THE PROBLEM: What follows is a block of records; restate each one word for word.

PROVIDED MATERIAL:
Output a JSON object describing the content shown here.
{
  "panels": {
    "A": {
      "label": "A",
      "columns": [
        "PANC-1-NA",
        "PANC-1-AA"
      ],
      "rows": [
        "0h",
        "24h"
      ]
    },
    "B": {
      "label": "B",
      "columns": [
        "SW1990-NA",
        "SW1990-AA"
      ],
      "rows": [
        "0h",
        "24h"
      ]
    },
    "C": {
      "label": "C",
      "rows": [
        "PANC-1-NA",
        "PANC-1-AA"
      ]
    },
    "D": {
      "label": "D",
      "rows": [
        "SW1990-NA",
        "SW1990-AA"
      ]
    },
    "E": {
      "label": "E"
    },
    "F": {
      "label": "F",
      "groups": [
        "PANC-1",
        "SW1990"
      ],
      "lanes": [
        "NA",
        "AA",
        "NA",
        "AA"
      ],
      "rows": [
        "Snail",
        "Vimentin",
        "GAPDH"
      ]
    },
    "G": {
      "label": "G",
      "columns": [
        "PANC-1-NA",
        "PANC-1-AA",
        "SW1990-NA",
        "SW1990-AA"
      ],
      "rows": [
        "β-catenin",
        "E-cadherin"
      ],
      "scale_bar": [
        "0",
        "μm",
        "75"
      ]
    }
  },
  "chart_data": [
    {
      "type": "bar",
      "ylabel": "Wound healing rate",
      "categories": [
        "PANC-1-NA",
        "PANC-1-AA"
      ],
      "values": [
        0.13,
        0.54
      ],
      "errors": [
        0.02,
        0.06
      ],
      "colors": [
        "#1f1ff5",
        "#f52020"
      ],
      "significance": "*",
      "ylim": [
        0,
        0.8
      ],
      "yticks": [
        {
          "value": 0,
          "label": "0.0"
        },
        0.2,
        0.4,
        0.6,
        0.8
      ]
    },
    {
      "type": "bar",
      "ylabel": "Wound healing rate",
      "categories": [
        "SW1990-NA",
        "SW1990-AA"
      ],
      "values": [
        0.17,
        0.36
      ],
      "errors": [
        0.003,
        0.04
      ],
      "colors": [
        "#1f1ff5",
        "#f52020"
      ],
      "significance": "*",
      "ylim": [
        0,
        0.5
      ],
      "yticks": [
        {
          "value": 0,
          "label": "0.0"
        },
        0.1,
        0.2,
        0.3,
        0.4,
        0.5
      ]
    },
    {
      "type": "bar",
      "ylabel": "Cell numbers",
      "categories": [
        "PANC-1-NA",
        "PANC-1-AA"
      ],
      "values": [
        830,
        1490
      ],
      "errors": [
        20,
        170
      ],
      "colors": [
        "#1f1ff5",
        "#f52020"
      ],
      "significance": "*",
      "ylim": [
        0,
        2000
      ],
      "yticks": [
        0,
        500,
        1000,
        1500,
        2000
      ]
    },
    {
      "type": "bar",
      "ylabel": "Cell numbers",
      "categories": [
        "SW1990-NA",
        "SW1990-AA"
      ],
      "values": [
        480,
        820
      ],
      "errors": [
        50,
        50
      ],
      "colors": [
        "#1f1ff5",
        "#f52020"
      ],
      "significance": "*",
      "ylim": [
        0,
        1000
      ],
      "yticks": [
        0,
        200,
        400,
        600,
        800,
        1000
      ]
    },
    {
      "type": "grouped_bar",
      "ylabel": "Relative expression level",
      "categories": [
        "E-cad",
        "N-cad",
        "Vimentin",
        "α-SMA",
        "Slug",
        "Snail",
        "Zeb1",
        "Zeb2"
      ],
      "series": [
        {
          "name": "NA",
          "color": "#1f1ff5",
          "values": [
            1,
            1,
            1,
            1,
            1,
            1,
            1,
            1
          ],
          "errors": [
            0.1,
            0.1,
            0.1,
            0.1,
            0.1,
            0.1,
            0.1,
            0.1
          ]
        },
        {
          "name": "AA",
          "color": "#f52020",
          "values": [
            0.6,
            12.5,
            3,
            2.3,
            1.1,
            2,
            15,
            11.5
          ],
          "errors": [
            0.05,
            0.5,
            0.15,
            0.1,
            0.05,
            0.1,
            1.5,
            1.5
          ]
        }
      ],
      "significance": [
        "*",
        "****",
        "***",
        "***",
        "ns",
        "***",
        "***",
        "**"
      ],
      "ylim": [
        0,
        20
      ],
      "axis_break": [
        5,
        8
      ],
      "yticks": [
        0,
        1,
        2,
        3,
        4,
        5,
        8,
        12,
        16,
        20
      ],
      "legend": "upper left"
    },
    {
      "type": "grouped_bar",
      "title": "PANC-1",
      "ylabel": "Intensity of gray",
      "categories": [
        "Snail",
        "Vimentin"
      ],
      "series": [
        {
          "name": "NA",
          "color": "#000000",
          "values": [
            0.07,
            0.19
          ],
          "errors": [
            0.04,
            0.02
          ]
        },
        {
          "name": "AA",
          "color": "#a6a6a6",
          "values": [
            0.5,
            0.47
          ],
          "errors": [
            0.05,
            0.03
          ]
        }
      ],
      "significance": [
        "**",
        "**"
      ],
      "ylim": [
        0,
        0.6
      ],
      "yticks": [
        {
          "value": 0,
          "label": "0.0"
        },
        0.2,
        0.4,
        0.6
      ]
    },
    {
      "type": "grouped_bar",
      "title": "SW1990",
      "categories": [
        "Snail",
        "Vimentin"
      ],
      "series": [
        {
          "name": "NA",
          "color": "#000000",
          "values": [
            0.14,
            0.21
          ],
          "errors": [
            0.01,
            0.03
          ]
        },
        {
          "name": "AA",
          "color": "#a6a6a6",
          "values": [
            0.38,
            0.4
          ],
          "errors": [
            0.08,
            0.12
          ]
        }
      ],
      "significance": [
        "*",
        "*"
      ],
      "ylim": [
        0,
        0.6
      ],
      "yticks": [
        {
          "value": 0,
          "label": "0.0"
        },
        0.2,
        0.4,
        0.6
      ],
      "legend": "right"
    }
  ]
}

REPLY TO THE EXERCISE:
Output a JSON object describing the content shown here.
{
  "panels": {
    "A": {
      "label": "A",
      "columns": [
        "PANC-1-NA",
        "PANC-1-AA"
      ],
      "rows": [
        "0h",
        "24h"
      ]
    },
    "B": {
      "label": "B",
      "columns": [
        "SW1990-NA",
        "SW1990-AA"
      ],
      "rows": [
        "0h",
        "24h"
      ]
    },
    "C": {
      "label": "C",
      "rows": [
        "PANC-1-NA",
        "PANC-1-AA"
      ]
    },
    "D": {
      "label": "D",
      "rows": [
        "SW1990-NA",
        "SW1990-AA"
      ]
    },
    "E": {
      "label": "E"
    },
    "F": {
      "label": "F",
      "groups": [
        "PANC-1",
        "SW1990"
      ],
      "lanes": [
        "NA",
        "AA",
        "NA",
        "AA"
      ],
      "rows": [
        "Snail",
        "Vimentin",
        "GAPDH"
      ]
    },
    "G": {
      "label": "G",
      "columns": [
        "PANC-1-NA",
        "PANC-1-AA",
        "SW1990-NA",
        "SW1990-AA"
      ],
      "rows": [
        "β-catenin",
        "E-cadherin"
      ],
      "scale_bar": [
        "0",
        "μm",
        "75"
      ]
    }
  },
  "chart_data": [
    {
      "type": "bar",
      "ylabel": "Wound healing rate",
      "categories": [
        "PANC-1-NA",
        "PANC-1-AA"
      ],
      "values": [
        0.13,
        0.54
      ],
      "errors": [
        0.02,
        0.06
      ],
      "colors": [
        "#1f1ff5",
        "#f52020"
      ],
      "significance": "*",
      "ylim": [
        0,
        0.8
      ],
      "yticks": [
        {
          "value": 0,
          "label": "0.0"
        },
        0.2,
        0.4,
        0.6,
        0.8
      ]
    },
    {
      "type": "bar",
      "ylabel": "Wound healing rate",
      "categories": [
        "SW1990-NA",
        "SW1990-AA"
      ],
      "values": [
        0.17,
        0.36
      ],
      "errors": [
        0.003,
        0.04
      ],
      "colors": [
        "#1f1ff5",
        "#f52020"
      ],
      "significance": "*",
      "ylim": [
        0,
        0.5
      ],
      "yticks": [
        {
          "value": 0,
          "label": "0.0"
        },
        0.1,
        0.2,
        0.3,
        0.4,
        0.5
      ]
    },
    {
      "type": "bar",
      "ylabel": "Cell numbers",
      "categories": [
        "PANC-1-NA",
        "PANC-1-AA"
      ],
      "values": [
        830,
        1490
      ],
      "errors": [
        20,
        170
      ],
      "colors": [
        "#1f1ff5",
        "#f52020"
      ],
      "significance": "*",
      "ylim": [
        0,
        2000
      ],
      "yticks": [
        0,
        500,
        1000,
        1500,
        2000
      ]
    },
    {
      "type": "bar",
      "ylabel": "Cell numbers",
      "categories": [
        "SW1990-NA",
        "SW1990-AA"
      ],
      "values": [
        480,
        820
      ],
      "errors": [
        50,
        50
      ],
      "colors": [
        "#1f1ff5",
        "#f52020"
      ],
      "significance": "*",
      "ylim": [
        0,
        1000
      ],
      "yticks": [
        0,
        200,
        400,
        600,
        800,
        1000
      ]
    },
    {
      "type": "grouped_bar",
      "ylabel": "Relative expression level",
      "categories": [
        "E-cad",
        "N-cad",
        "Vimentin",
        "α-SMA",
        "Slug",
        "Snail",
        "Zeb1",
        "Zeb2"
      ],
      "series": [
        {
          "name": "NA",
          "color": "#1f1ff5",
          "values": [
            1,
            1,
            1,
            1,
            1,
            1,
            1,
            1
          ],
          "errors": [
            0.1,
            0.1,
            0.1,
            0.1,
            0.1,
            0.1,
            0.1,
            0.1
          ]
        },
        {
          "name": "AA",
          "color": "#f52020",
          "values": [
            0.6,
            12.5,
            3,
            2.3,
            1.1,
            2,
            15,
            11.5
          ],
          "errors": [
            0.05,
            0.5,
            0.15,
            0.1,
            0.05,
            0.1,
            1.5,
            1.5
          ]
        }
      ],
      "significance": [
        "*",
        "****",
        "***",
        "***",
        "ns",
        "***",
        "***",
        "**"
      ],
      "ylim": [
        0,
        20
      ],
      "axis_break": [
        5,
        8
      ],
      "yticks": [
        0,
        1,
        2,
        3,
        4,
        5,
        8,
        12,
        16,
        20
      ],
      "legend": "upper left"
    },
    {
      "type": "grouped_bar",
      "title": "PANC-1",
      "ylabel": "Intensity of gray",
      "categories": [
        "Snail",
        "Vimentin"
      ],
      "series": [
        {
          "name": "NA",
          "color": "#000000",
          "values": [
            0.07,
            0.19
          ],
          "errors": [
            0.04,
            0.02
          ]
        },
        {
          "name": "AA",
          "color": "#a6a6a6",
          "values": [
            0.5,
            0.47
          ],
          "errors": [
            0.05,
            0.03
          ]
        }
      ],
      "significance": [
        "**",
        "**"
      ],
      "ylim": [
        0,
        0.6
      ],
      "yticks": [
        {
          "value": 0,
          "label": "0.0"
        },
        0.2,
        0.4,
        0.6
      ]
    },
    {
      "type": "grouped_bar",
      "title": "SW1990",
      "categories": [
        "Snail",
        "Vimentin"
      ],
      "series": [
        {
          "name": "NA",
          "color": "#000000",
          "values": [
            0.14,
            0.21
          ],
          "errors": [
            0.01,
            0.03
          ]
        },
        {
          "name": "AA",
          "color": "#a6a6a6",
          "values": [
            0.38,
            0.4
          ],
          "errors": [
            0.08,
            0.12
          ]
        }
      ],
      "significance": [
        "*",
        "*"
      ],
      "ylim": [
        0,
        0.6
      ],
      "yticks": [
        {
          "value": 0,
          "label": "0.0"
        },
        0.2,
        0.4,
        0.6
      ],
      "legend": "right"
    }
  ]
}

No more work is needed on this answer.